From the entries provided below, copy each line that contains the word "this".

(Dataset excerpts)
——————

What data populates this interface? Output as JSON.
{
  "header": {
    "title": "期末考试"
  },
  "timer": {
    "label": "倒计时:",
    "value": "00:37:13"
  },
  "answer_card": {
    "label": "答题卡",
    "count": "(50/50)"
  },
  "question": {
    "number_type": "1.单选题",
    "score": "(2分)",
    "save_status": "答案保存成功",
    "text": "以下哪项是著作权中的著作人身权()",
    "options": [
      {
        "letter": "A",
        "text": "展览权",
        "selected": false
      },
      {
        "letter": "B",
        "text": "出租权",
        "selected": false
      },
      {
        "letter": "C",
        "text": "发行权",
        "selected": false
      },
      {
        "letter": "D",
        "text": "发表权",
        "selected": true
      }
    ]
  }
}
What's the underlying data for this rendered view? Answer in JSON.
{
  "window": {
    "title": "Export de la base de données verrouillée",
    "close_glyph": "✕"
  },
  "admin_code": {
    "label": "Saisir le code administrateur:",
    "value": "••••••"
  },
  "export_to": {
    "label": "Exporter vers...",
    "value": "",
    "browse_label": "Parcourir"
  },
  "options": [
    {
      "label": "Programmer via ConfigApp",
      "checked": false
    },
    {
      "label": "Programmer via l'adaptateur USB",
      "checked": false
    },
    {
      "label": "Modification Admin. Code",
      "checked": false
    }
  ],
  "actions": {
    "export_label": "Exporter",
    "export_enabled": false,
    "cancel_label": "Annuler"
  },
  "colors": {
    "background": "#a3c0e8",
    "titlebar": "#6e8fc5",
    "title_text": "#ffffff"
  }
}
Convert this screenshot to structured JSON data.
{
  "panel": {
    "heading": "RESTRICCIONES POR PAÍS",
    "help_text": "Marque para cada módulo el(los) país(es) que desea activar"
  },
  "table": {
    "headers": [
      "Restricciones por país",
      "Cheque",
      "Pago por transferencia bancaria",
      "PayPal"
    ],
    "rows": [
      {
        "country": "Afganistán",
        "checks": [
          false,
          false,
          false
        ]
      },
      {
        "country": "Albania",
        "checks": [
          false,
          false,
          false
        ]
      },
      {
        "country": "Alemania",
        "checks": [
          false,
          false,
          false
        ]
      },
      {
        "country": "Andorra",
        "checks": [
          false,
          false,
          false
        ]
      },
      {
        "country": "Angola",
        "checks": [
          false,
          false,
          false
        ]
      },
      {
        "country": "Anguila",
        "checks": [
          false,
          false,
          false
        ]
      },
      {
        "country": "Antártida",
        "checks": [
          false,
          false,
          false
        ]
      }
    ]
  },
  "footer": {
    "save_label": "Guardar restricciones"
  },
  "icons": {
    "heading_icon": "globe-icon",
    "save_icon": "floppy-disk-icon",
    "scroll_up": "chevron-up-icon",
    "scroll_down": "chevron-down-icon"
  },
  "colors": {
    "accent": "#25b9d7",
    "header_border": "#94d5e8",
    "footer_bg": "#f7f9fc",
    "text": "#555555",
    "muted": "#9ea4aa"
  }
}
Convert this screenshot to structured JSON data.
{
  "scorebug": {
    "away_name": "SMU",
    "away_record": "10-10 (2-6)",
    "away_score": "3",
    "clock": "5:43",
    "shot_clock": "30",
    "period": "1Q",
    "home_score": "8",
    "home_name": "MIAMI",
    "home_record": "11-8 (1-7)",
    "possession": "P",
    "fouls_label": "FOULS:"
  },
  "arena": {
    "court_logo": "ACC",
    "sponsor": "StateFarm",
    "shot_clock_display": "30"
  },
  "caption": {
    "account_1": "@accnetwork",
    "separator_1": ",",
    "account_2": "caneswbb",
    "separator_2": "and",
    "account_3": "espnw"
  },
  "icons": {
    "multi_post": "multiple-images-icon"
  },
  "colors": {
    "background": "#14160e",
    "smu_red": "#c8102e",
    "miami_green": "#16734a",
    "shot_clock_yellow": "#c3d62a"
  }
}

——————

REPLY:
What data populates this interface? Output as JSON.
What's the underlying data for this rendered view? Answer in JSON.
Convert this screenshot to structured JSON data.
Convert this screenshot to structured JSON data.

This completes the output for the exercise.